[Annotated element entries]
────────

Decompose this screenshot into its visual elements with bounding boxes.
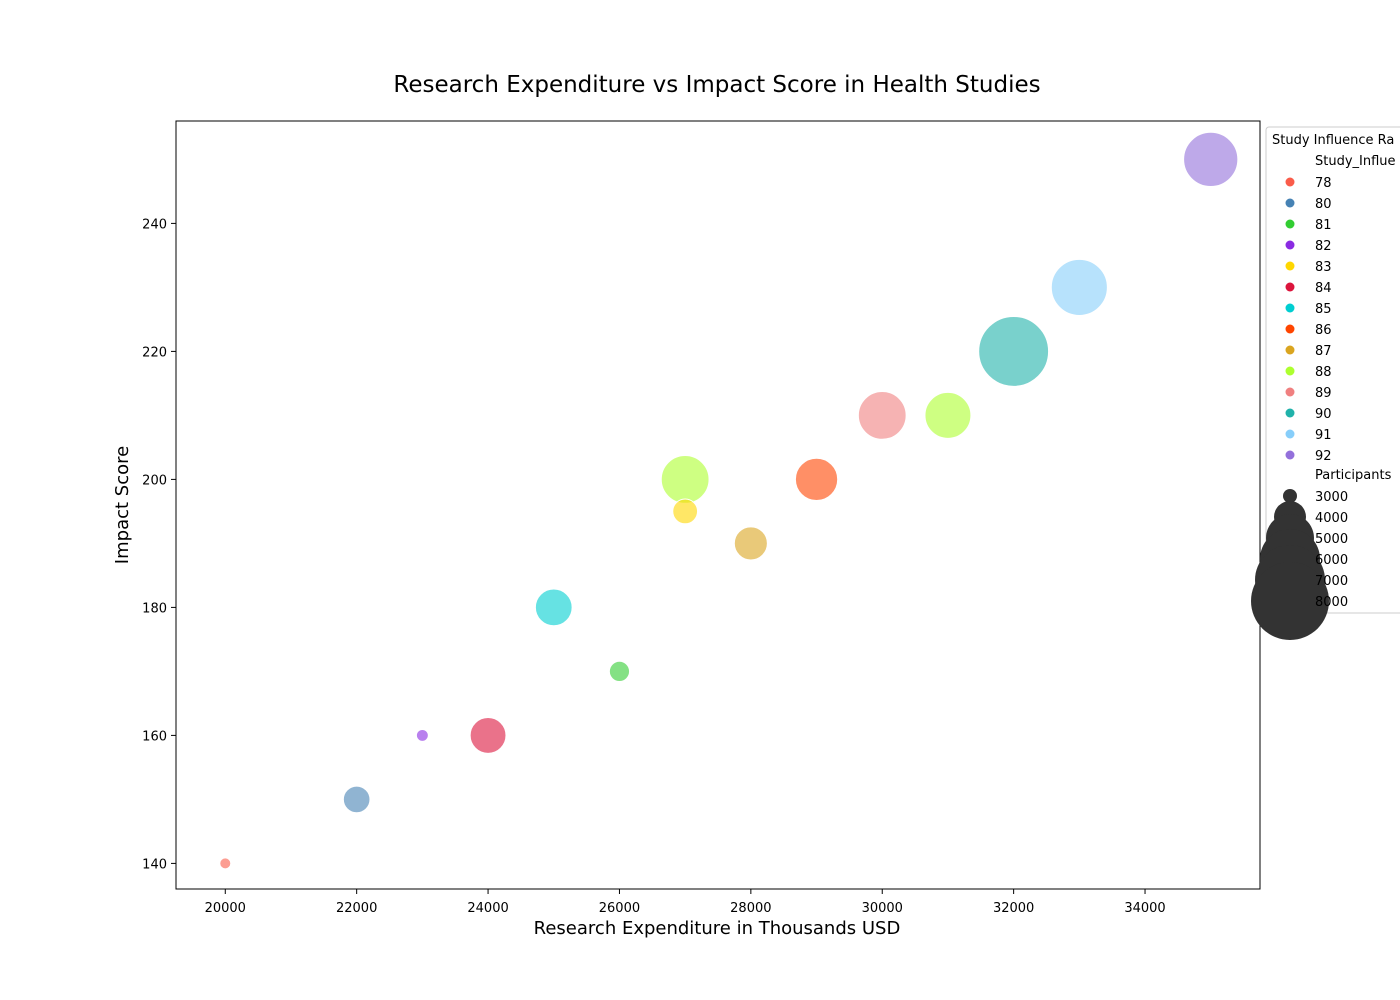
legend-hue-marker xyxy=(1285,345,1295,355)
legend-hue-marker xyxy=(1285,366,1295,376)
y-axis: 140 160 180 200 220 240 xyxy=(142,217,176,872)
legend-hue-label: 85 xyxy=(1315,302,1332,317)
legend-size-label: 3000 xyxy=(1315,490,1348,505)
bubble-point xyxy=(1183,131,1239,188)
legend-hue-label: 78 xyxy=(1315,176,1332,191)
x-tick-label: 28000 xyxy=(730,901,771,916)
y-tick-label: 140 xyxy=(142,857,167,872)
y-axis-label: Impact Score xyxy=(112,446,133,564)
bubble-point xyxy=(342,785,371,814)
legend-hue-label: 82 xyxy=(1315,239,1332,254)
legend-size-label: 8000 xyxy=(1315,595,1348,610)
y-tick-label: 180 xyxy=(142,601,167,616)
legend-size-marker xyxy=(1251,562,1329,640)
bubble-point xyxy=(1050,258,1108,316)
x-tick-label: 32000 xyxy=(993,901,1034,916)
legend-hue-marker xyxy=(1285,303,1295,313)
y-tick-label: 160 xyxy=(142,729,167,744)
legend-size-label: 4000 xyxy=(1315,511,1348,526)
legend-hue-label: 84 xyxy=(1315,281,1332,296)
legend-size-label: 5000 xyxy=(1315,532,1348,547)
data-points xyxy=(219,131,1239,870)
bubble-point xyxy=(415,728,429,742)
x-axis: 20000 22000 24000 26000 28000 30000 32000 34000 xyxy=(205,889,1166,916)
x-tick-label: 20000 xyxy=(205,901,246,916)
x-tick-label: 24000 xyxy=(467,901,508,916)
legend-hue-marker xyxy=(1285,324,1295,334)
bubble-point xyxy=(534,588,573,627)
legend-size-marker xyxy=(1283,489,1297,503)
bubble-point xyxy=(733,526,768,561)
legend-hue-label: 89 xyxy=(1315,386,1332,401)
legend-hue-marker xyxy=(1285,450,1295,460)
plot-frame xyxy=(175,120,1261,890)
bubble-point xyxy=(924,391,972,439)
legend-hue-entries: 78 80 81 82 83 84 85 86 87 88 89 90 91 92 xyxy=(1285,176,1332,464)
legend-hue-marker xyxy=(1285,387,1295,397)
legend-title: Study Influence Ra xyxy=(1272,133,1394,148)
legend-hue-marker xyxy=(1285,408,1295,418)
x-axis-label: Research Expenditure in Thousands USD xyxy=(534,918,901,939)
bubble-point xyxy=(978,315,1050,387)
legend-hue-label: 80 xyxy=(1315,197,1332,212)
legend-hue-label: 81 xyxy=(1315,218,1332,233)
legend-size-label: 6000 xyxy=(1315,553,1348,568)
x-tick-label: 22000 xyxy=(336,901,377,916)
chart-title: Research Expenditure vs Impact Score in … xyxy=(393,72,1040,98)
x-tick-label: 26000 xyxy=(599,901,640,916)
legend-hue-marker xyxy=(1285,240,1295,250)
bubble-point xyxy=(469,716,507,754)
legend-hue-label: 90 xyxy=(1315,407,1332,422)
x-tick-label: 30000 xyxy=(862,901,903,916)
legend-frame xyxy=(1265,126,1400,614)
y-tick-label: 220 xyxy=(142,345,167,360)
legend-hue-label: 86 xyxy=(1315,323,1332,338)
legend-hue-marker xyxy=(1285,429,1295,439)
x-tick-label: 34000 xyxy=(1124,901,1165,916)
bubble-point xyxy=(794,457,839,502)
bubble-point xyxy=(660,455,710,504)
y-tick-label: 200 xyxy=(142,473,167,488)
bubble-point xyxy=(857,391,907,440)
bubble-point xyxy=(608,660,631,683)
legend-size-entries: 3000 4000 5000 6000 7000 8000 xyxy=(1251,489,1348,640)
legend-size-label: 7000 xyxy=(1315,574,1348,589)
bubble-point xyxy=(219,857,232,870)
legend-hue-marker xyxy=(1285,219,1295,229)
y-tick-label: 240 xyxy=(142,217,167,232)
legend-hue-marker xyxy=(1285,177,1295,187)
bubble-point xyxy=(672,498,699,525)
legend-size-title: Participants xyxy=(1315,468,1392,483)
legend-hue-label: 91 xyxy=(1315,428,1332,443)
plot-area xyxy=(175,120,1261,890)
legend-hue-label: 87 xyxy=(1315,344,1332,359)
legend-hue-label: 88 xyxy=(1315,365,1332,380)
legend-hue-label: 83 xyxy=(1315,260,1332,275)
legend-hue-marker xyxy=(1285,198,1295,208)
legend-hue-title: Study_Influe xyxy=(1315,154,1396,169)
legend-hue-marker xyxy=(1285,261,1295,271)
legend-hue-label: 92 xyxy=(1315,449,1332,464)
legend-hue-marker xyxy=(1285,282,1295,292)
legend: Study Influence Ra Study_Influe 78 80 81 82… xyxy=(1251,126,1400,640)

────────

Given task: How many lines of the records contain the string "title"? Reply with the number only.

Written solution: 4